START Exercise data

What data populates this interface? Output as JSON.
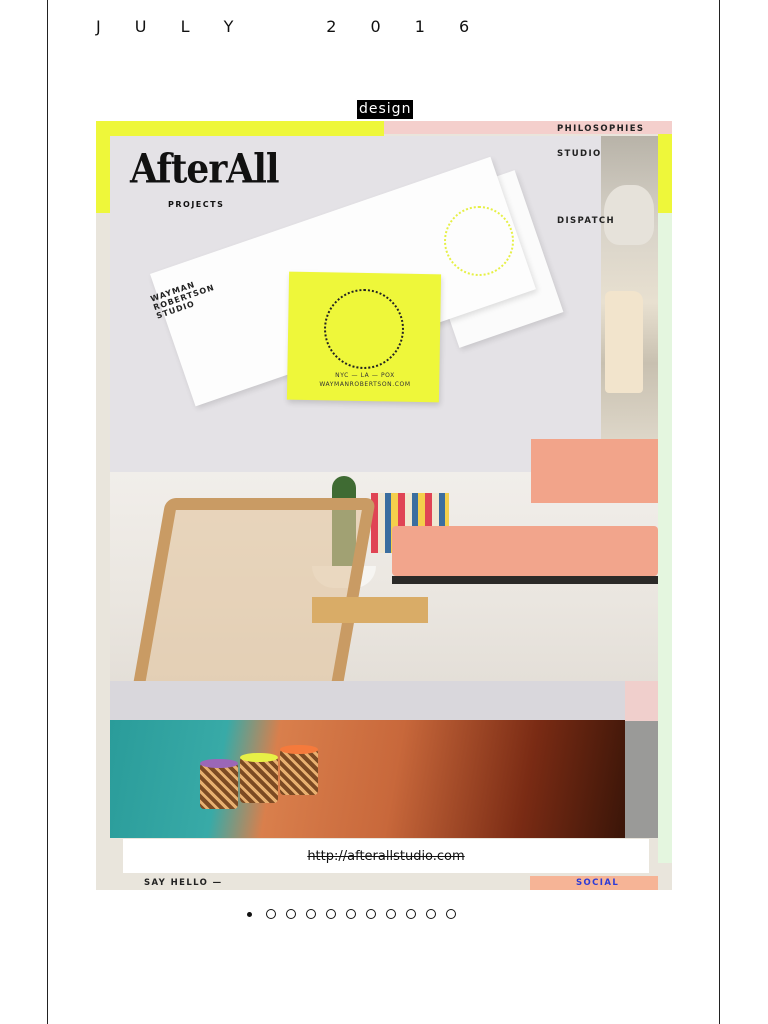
{
  "header": {
    "date": "J U L Y    2 0 1 6",
    "category": "design"
  },
  "screenshot": {
    "brand": "AfterAll",
    "brand_sub": "PROJECTS",
    "nav": {
      "philosophies": "PHILOSOPHIES",
      "studio": "STUDIO",
      "dispatch": "DISPATCH",
      "say_hello": "SAY HELLO —",
      "social": "SOCIAL"
    },
    "stationery": {
      "envelope_stamp": "WAYMAN\nROBERTSON\nSTUDIO",
      "card_lines": "NYC — LA — POX\nWAYMANROBERTSON.COM"
    },
    "url": "http://afterallstudio.com"
  },
  "pagination": {
    "total": 11,
    "active_index": 0
  },
  "colors": {
    "accent_yellow": "#eef73a",
    "accent_pink": "#f4cfcc",
    "accent_salmon": "#f6b496",
    "social_blue": "#2d3bd6"
  }
}
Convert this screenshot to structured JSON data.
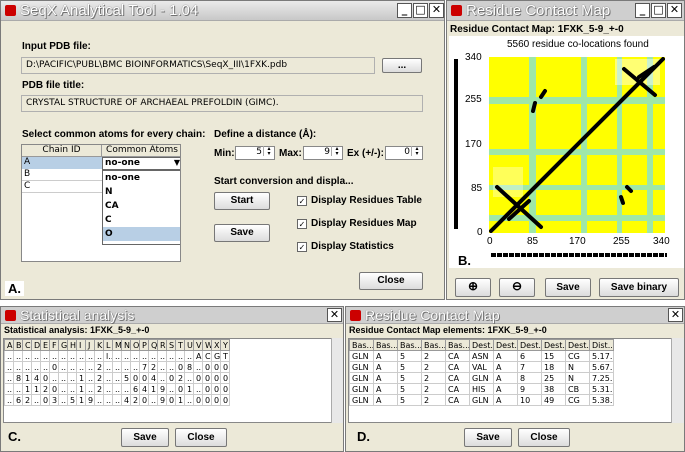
{
  "win_a": {
    "title": "SeqX Analytical Tool - 1.04",
    "input_label": "Input PDB file:",
    "input_path": "D:\\PACIFIC\\PUBL\\BMC BIOINFORMATICS\\SeqX_III\\1FXK.pdb",
    "browse_label": "...",
    "title_label": "PDB file title:",
    "title_value": "CRYSTAL STRUCTURE OF ARCHAEAL PREFOLDIN (GIMC).",
    "atoms_label": "Select common atoms for every chain:",
    "col_chain": "Chain ID",
    "col_atoms": "Common Atoms",
    "chains": [
      "A",
      "B",
      "C"
    ],
    "selected_atom": "no-one",
    "atom_options": [
      "no-one",
      "N",
      "CA",
      "C",
      "O"
    ],
    "distance_label": "Define a distance (Å):",
    "min_label": "Min:",
    "min_value": "5",
    "max_label": "Max:",
    "max_value": "9",
    "ex_label": "Ex (+/-):",
    "ex_value": "0",
    "start_label": "Start conversion and displa...",
    "start_btn": "Start",
    "save_btn": "Save",
    "opt_table": "Display Residues Table",
    "opt_map": "Display Residues Map",
    "opt_stats": "Display Statistics",
    "close_btn": "Close",
    "corner": "A."
  },
  "win_b": {
    "title": "Residue Contact Map",
    "subtitle": "Residue Contact Map: 1FXK_5-9_+-0",
    "found": "5560 residue co-locations found",
    "yticks": [
      "340",
      "255",
      "170",
      "85",
      "0"
    ],
    "xticks": [
      "0",
      "85",
      "170",
      "255",
      "340"
    ],
    "save_btn": "Save",
    "save_binary_btn": "Save binary",
    "corner": "B.",
    "colors": {
      "bg": "#ffff00",
      "stripe": "#7fdfe0",
      "dark": "#000000"
    }
  },
  "win_c": {
    "title": "Statistical analysis",
    "subtitle": "Statistical analysis: 1FXK_5-9_+-0",
    "columns": [
      "A",
      "B",
      "C",
      "D",
      "E",
      "F",
      "G",
      "H",
      "I",
      "J",
      "K",
      "L",
      "M",
      "N",
      "O",
      "P",
      "Q",
      "R",
      "S",
      "T",
      "U",
      "V",
      "W",
      "X",
      "Y"
    ],
    "rows": [
      [
        "...",
        "...",
        "...",
        "...",
        "...",
        "...",
        "...",
        "...",
        "...",
        "...",
        "...",
        "l...",
        "...",
        "...",
        "...",
        "...",
        "...",
        "...",
        "...",
        "...",
        "...",
        "A",
        "C",
        "G",
        "T"
      ],
      [
        "...",
        "...",
        "...",
        "...",
        "...",
        "0",
        "...",
        "...",
        "...",
        "...",
        "2",
        "...",
        "...",
        "...",
        "...",
        "7",
        "2",
        "...",
        "...",
        "0",
        "8",
        "...",
        "0",
        "0",
        "0"
      ],
      [
        "...",
        "8",
        "1",
        "4",
        "0",
        "...",
        "...",
        "...",
        "1",
        "...",
        "2",
        "...",
        "...",
        "5",
        "0",
        "0",
        "4",
        "...",
        "0",
        "2",
        "...",
        "0",
        "0",
        "0",
        "0"
      ],
      [
        "...",
        "...",
        "1",
        "1",
        "2",
        "0",
        "...",
        "...",
        "1",
        "...",
        "2",
        "...",
        "...",
        "...",
        "6",
        "4",
        "1",
        "9",
        "...",
        "0",
        "1",
        "...",
        "0",
        "0",
        "0"
      ],
      [
        "...",
        "6",
        "2",
        "...",
        "0",
        "3",
        "...",
        "5",
        "1",
        "9",
        "...",
        "...",
        "...",
        "4",
        "2",
        "0",
        "...",
        "9",
        "0",
        "1",
        "...",
        "0",
        "0",
        "0",
        "0"
      ]
    ],
    "save_btn": "Save",
    "close_btn": "Close",
    "corner": "C."
  },
  "win_d": {
    "title": "Residue Contact Map",
    "subtitle": "Residue Contact Map elements: 1FXK_5-9_+-0",
    "columns": [
      "Bas...",
      "Bas...",
      "Bas...",
      "Bas...",
      "Bas...",
      "Dest...",
      "Dest...",
      "Dest...",
      "Dest...",
      "Dest...",
      "Dist..."
    ],
    "rows": [
      [
        "GLN",
        "A",
        "5",
        "2",
        "CA",
        "ASN",
        "A",
        "6",
        "15",
        "CG",
        "5.17..."
      ],
      [
        "GLN",
        "A",
        "5",
        "2",
        "CA",
        "VAL",
        "A",
        "7",
        "18",
        "N",
        "5.67..."
      ],
      [
        "GLN",
        "A",
        "5",
        "2",
        "CA",
        "GLN",
        "A",
        "8",
        "25",
        "N",
        "7.25..."
      ],
      [
        "GLN",
        "A",
        "5",
        "2",
        "CA",
        "HIS",
        "A",
        "9",
        "38",
        "CB",
        "5.31..."
      ],
      [
        "GLN",
        "A",
        "5",
        "2",
        "CA",
        "GLN",
        "A",
        "10",
        "49",
        "CG",
        "5.38..."
      ]
    ],
    "save_btn": "Save",
    "close_btn": "Close",
    "corner": "D."
  }
}
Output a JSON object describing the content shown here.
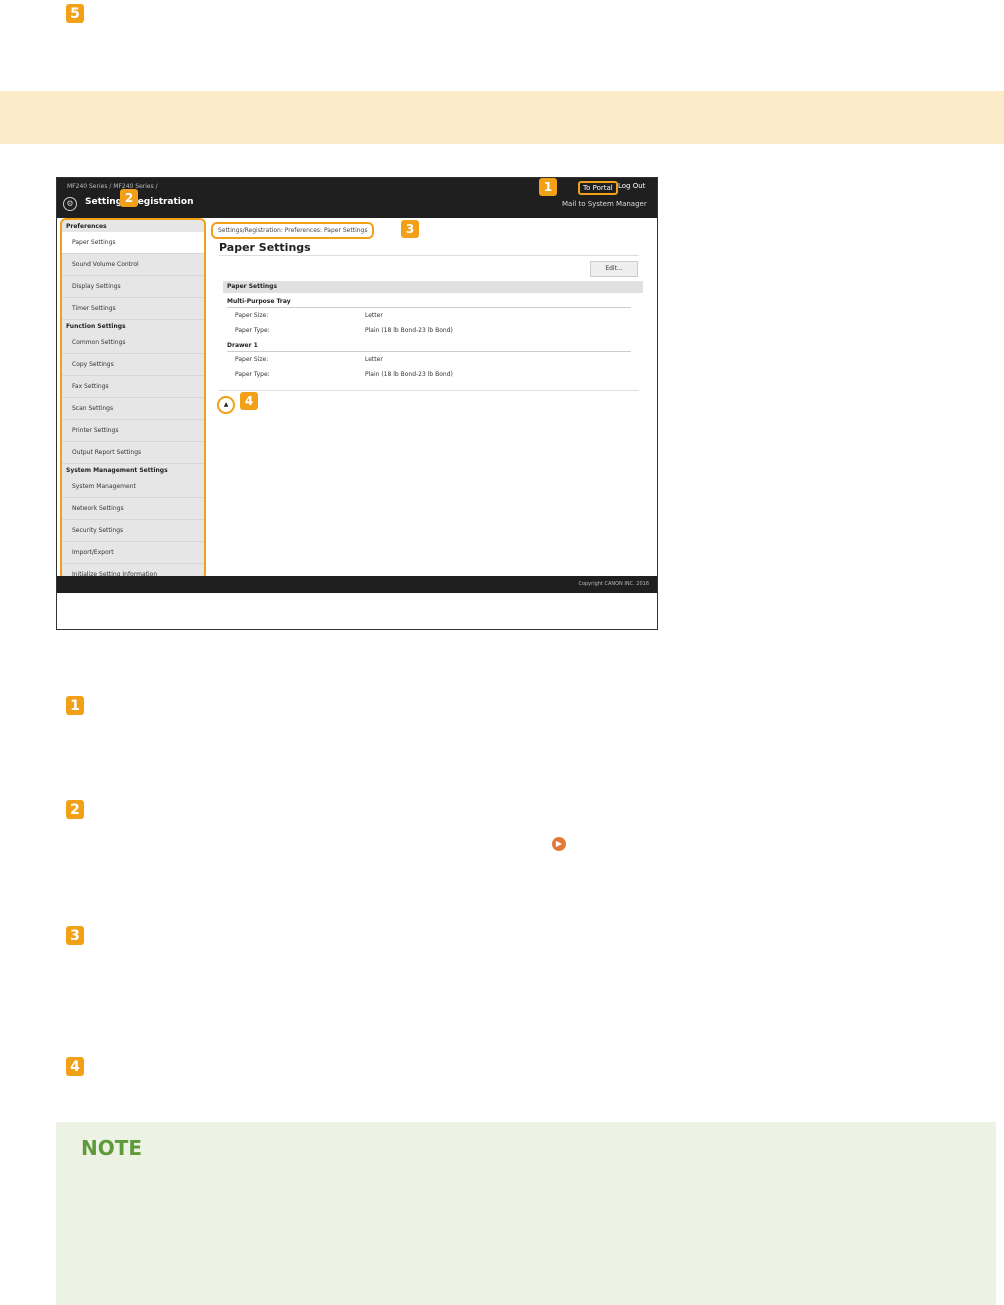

END Exercise data

Written instruction: Without the pictures, copy the material exactly as given.

Output of the task:
What data populates this interface? Output as JSON.
{
  "header": {
    "date": "J U L Y    2 0 1 6",
    "category": "design"
  },
  "screenshot": {
    "brand": "AfterAll",
    "brand_sub": "PROJECTS",
    "nav": {
      "philosophies": "PHILOSOPHIES",
      "studio": "STUDIO",
      "dispatch": "DISPATCH",
      "say_hello": "SAY HELLO —",
      "social": "SOCIAL"
    },
    "stationery": {
      "envelope_stamp": "WAYMAN\nROBERTSON\nSTUDIO",
      "card_lines": "NYC — LA — POX\nWAYMANROBERTSON.COM"
    },
    "url": "http://afterallstudio.com"
  },
  "pagination": {
    "total": 11,
    "active_index": 0
  },
  "colors": {
    "accent_yellow": "#eef73a",
    "accent_pink": "#f4cfcc",
    "accent_salmon": "#f6b496",
    "social_blue": "#2d3bd6"
  }
}
Convert this screenshot to structured JSON data.
{
  "win_a": {
    "title": "SeqX Analytical Tool - 1.04",
    "input_label": "Input PDB file:",
    "input_path": "D:\\PACIFIC\\PUBL\\BMC BIOINFORMATICS\\SeqX_III\\1FXK.pdb",
    "browse_label": "...",
    "title_label": "PDB file title:",
    "title_value": "CRYSTAL STRUCTURE OF ARCHAEAL PREFOLDIN (GIMC).",
    "atoms_label": "Select common atoms for every chain:",
    "col_chain": "Chain ID",
    "col_atoms": "Common Atoms",
    "chains": [
      "A",
      "B",
      "C"
    ],
    "selected_atom": "no-one",
    "atom_options": [
      "no-one",
      "N",
      "CA",
      "C",
      "O"
    ],
    "distance_label": "Define a distance (Å):",
    "min_label": "Min:",
    "min_value": "5",
    "max_label": "Max:",
    "max_value": "9",
    "ex_label": "Ex (+/-):",
    "ex_value": "0",
    "start_label": "Start conversion and displa...",
    "start_btn": "Start",
    "save_btn": "Save",
    "opt_table": "Display Residues Table",
    "opt_map": "Display Residues Map",
    "opt_stats": "Display Statistics",
    "close_btn": "Close",
    "corner": "A."
  },
  "win_b": {
    "title": "Residue Contact Map",
    "subtitle": "Residue Contact Map: 1FXK_5-9_+-0",
    "found": "5560 residue co-locations found",
    "yticks": [
      "340",
      "255",
      "170",
      "85",
      "0"
    ],
    "xticks": [
      "0",
      "85",
      "170",
      "255",
      "340"
    ],
    "save_btn": "Save",
    "save_binary_btn": "Save binary",
    "corner": "B.",
    "colors": {
      "bg": "#ffff00",
      "stripe": "#7fdfe0",
      "dark": "#000000"
    }
  },
  "win_c": {
    "title": "Statistical analysis",
    "subtitle": "Statistical analysis: 1FXK_5-9_+-0",
    "columns": [
      "A",
      "B",
      "C",
      "D",
      "E",
      "F",
      "G",
      "H",
      "I",
      "J",
      "K",
      "L",
      "M",
      "N",
      "O",
      "P",
      "Q",
      "R",
      "S",
      "T",
      "U",
      "V",
      "W",
      "X",
      "Y"
    ],
    "rows": [
      [
        "...",
        "...",
        "...",
        "...",
        "...",
        "...",
        "...",
        "...",
        "...",
        "...",
        "...",
        "l...",
        "...",
        "...",
        "...",
        "...",
        "...",
        "...",
        "...",
        "...",
        "...",
        "A",
        "C",
        "G",
        "T"
      ],
      [
        "...",
        "...",
        "...",
        "...",
        "...",
        "0",
        "...",
        "...",
        "...",
        "...",
        "2",
        "...",
        "...",
        "...",
        "...",
        "7",
        "2",
        "...",
        "...",
        "0",
        "8",
        "...",
        "0",
        "0",
        "0"
      ],
      [
        "...",
        "8",
        "1",
        "4",
        "0",
        "...",
        "...",
        "...",
        "1",
        "...",
        "2",
        "...",
        "...",
        "5",
        "0",
        "0",
        "4",
        "...",
        "0",
        "2",
        "...",
        "0",
        "0",
        "0",
        "0"
      ],
      [
        "...",
        "...",
        "1",
        "1",
        "2",
        "0",
        "...",
        "...",
        "1",
        "...",
        "2",
        "...",
        "...",
        "...",
        "6",
        "4",
        "1",
        "9",
        "...",
        "0",
        "1",
        "...",
        "0",
        "0",
        "0"
      ],
      [
        "...",
        "6",
        "2",
        "...",
        "0",
        "3",
        "...",
        "5",
        "1",
        "9",
        "...",
        "...",
        "...",
        "4",
        "2",
        "0",
        "...",
        "9",
        "0",
        "1",
        "...",
        "0",
        "0",
        "0",
        "0"
      ]
    ],
    "save_btn": "Save",
    "close_btn": "Close",
    "corner": "C."
  },
  "win_d": {
    "title": "Residue Contact Map",
    "subtitle": "Residue Contact Map elements: 1FXK_5-9_+-0",
    "columns": [
      "Bas...",
      "Bas...",
      "Bas...",
      "Bas...",
      "Bas...",
      "Dest...",
      "Dest...",
      "Dest...",
      "Dest...",
      "Dest...",
      "Dist..."
    ],
    "rows": [
      [
        "GLN",
        "A",
        "5",
        "2",
        "CA",
        "ASN",
        "A",
        "6",
        "15",
        "CG",
        "5.17..."
      ],
      [
        "GLN",
        "A",
        "5",
        "2",
        "CA",
        "VAL",
        "A",
        "7",
        "18",
        "N",
        "5.67..."
      ],
      [
        "GLN",
        "A",
        "5",
        "2",
        "CA",
        "GLN",
        "A",
        "8",
        "25",
        "N",
        "7.25..."
      ],
      [
        "GLN",
        "A",
        "5",
        "2",
        "CA",
        "HIS",
        "A",
        "9",
        "38",
        "CB",
        "5.31..."
      ],
      [
        "GLN",
        "A",
        "5",
        "2",
        "CA",
        "GLN",
        "A",
        "10",
        "49",
        "CG",
        "5.38..."
      ]
    ],
    "save_btn": "Save",
    "close_btn": "Close",
    "corner": "D."
  }
}
Output a JSON object describing the content shown here.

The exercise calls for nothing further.